## EXERCISE GOAL:
Copy the records below exactly, leaving out every picture.

## DATA LISTING:

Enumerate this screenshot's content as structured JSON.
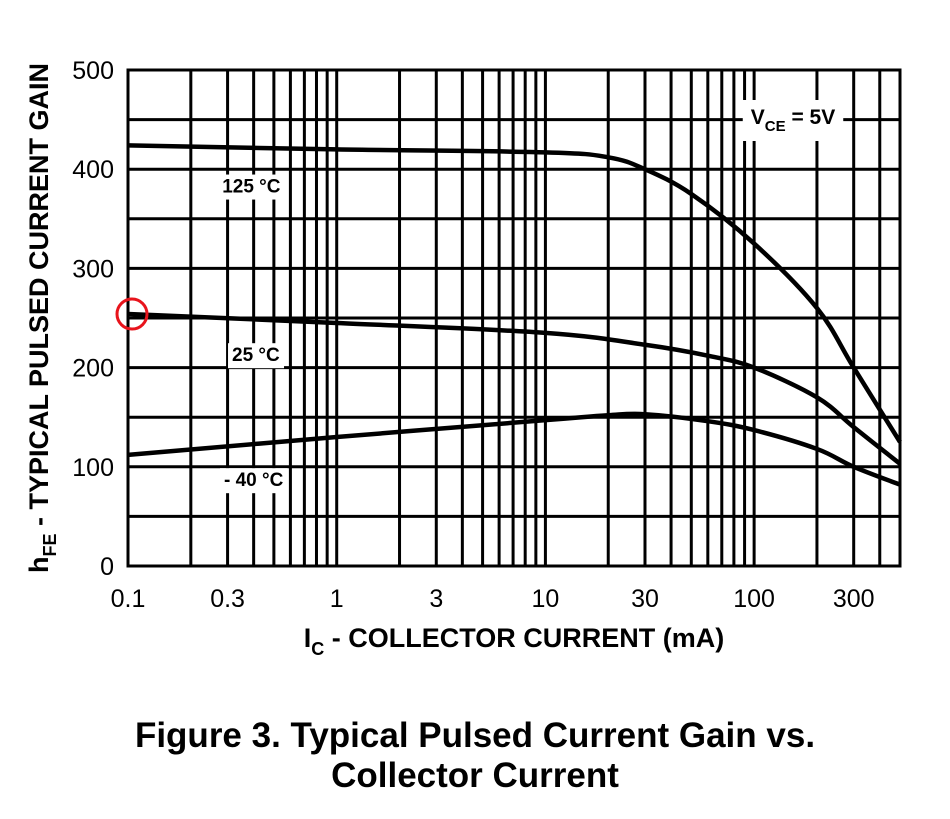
{
  "chart_data": {
    "type": "line",
    "x_scale": "log",
    "xlim": [
      0.1,
      500
    ],
    "ylim": [
      0,
      500
    ],
    "xticks": [
      0.1,
      0.3,
      1,
      3,
      10,
      30,
      100,
      300
    ],
    "xtick_labels": [
      "0.1",
      "0.3",
      "1",
      "3",
      "10",
      "30",
      "100",
      "300"
    ],
    "yticks": [
      0,
      100,
      200,
      300,
      400,
      500
    ],
    "ytick_labels": [
      "0",
      "100",
      "200",
      "300",
      "400",
      "500"
    ],
    "grid": true,
    "xlabel": {
      "main": "I",
      "sub": "C",
      "rest": " - COLLECTOR CURRENT  (mA)"
    },
    "ylabel": {
      "main": "h",
      "sub": "FE",
      "rest": " - TYPICAL PULSED CURRENT GAIN"
    },
    "condition": {
      "main": "V",
      "sub": "CE",
      "rest": " = 5V"
    },
    "series": [
      {
        "name": "125 °C",
        "x": [
          0.1,
          1,
          10,
          20,
          30,
          50,
          100,
          200,
          300,
          500
        ],
        "y": [
          424,
          420,
          417,
          412,
          400,
          375,
          325,
          260,
          200,
          125
        ]
      },
      {
        "name": "25 °C",
        "x": [
          0.1,
          1,
          10,
          30,
          60,
          100,
          200,
          300,
          500
        ],
        "y": [
          254,
          245,
          235,
          223,
          212,
          200,
          170,
          140,
          103
        ]
      },
      {
        "name": "- 40 °C",
        "x": [
          0.1,
          1,
          10,
          20,
          30,
          60,
          100,
          200,
          300,
          500
        ],
        "y": [
          112,
          130,
          147,
          152,
          153,
          146,
          137,
          118,
          100,
          82
        ]
      }
    ],
    "highlight": {
      "x": 0.1,
      "y": 254,
      "color": "#e8141c"
    }
  },
  "figure": {
    "caption_line1": "Figure 3. Typical Pulsed Current Gain vs.",
    "caption_line2": "Collector Current"
  }
}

## EXERCISE RESULT:
Enumerate this screenshot's content as structured JSON.
{
  "chart_data": {
    "type": "line",
    "x_scale": "log",
    "xlim": [
      0.1,
      500
    ],
    "ylim": [
      0,
      500
    ],
    "xticks": [
      0.1,
      0.3,
      1,
      3,
      10,
      30,
      100,
      300
    ],
    "xtick_labels": [
      "0.1",
      "0.3",
      "1",
      "3",
      "10",
      "30",
      "100",
      "300"
    ],
    "yticks": [
      0,
      100,
      200,
      300,
      400,
      500
    ],
    "ytick_labels": [
      "0",
      "100",
      "200",
      "300",
      "400",
      "500"
    ],
    "grid": true,
    "xlabel": {
      "main": "I",
      "sub": "C",
      "rest": " - COLLECTOR CURRENT  (mA)"
    },
    "ylabel": {
      "main": "h",
      "sub": "FE",
      "rest": " - TYPICAL PULSED CURRENT GAIN"
    },
    "condition": {
      "main": "V",
      "sub": "CE",
      "rest": " = 5V"
    },
    "series": [
      {
        "name": "125 °C",
        "x": [
          0.1,
          1,
          10,
          20,
          30,
          50,
          100,
          200,
          300,
          500
        ],
        "y": [
          424,
          420,
          417,
          412,
          400,
          375,
          325,
          260,
          200,
          125
        ]
      },
      {
        "name": "25 °C",
        "x": [
          0.1,
          1,
          10,
          30,
          60,
          100,
          200,
          300,
          500
        ],
        "y": [
          254,
          245,
          235,
          223,
          212,
          200,
          170,
          140,
          103
        ]
      },
      {
        "name": "- 40 °C",
        "x": [
          0.1,
          1,
          10,
          20,
          30,
          60,
          100,
          200,
          300,
          500
        ],
        "y": [
          112,
          130,
          147,
          152,
          153,
          146,
          137,
          118,
          100,
          82
        ]
      }
    ],
    "highlight": {
      "x": 0.1,
      "y": 254,
      "color": "#e8141c"
    }
  },
  "figure": {
    "caption_line1": "Figure 3. Typical Pulsed Current Gain vs.",
    "caption_line2": "Collector Current"
  }
}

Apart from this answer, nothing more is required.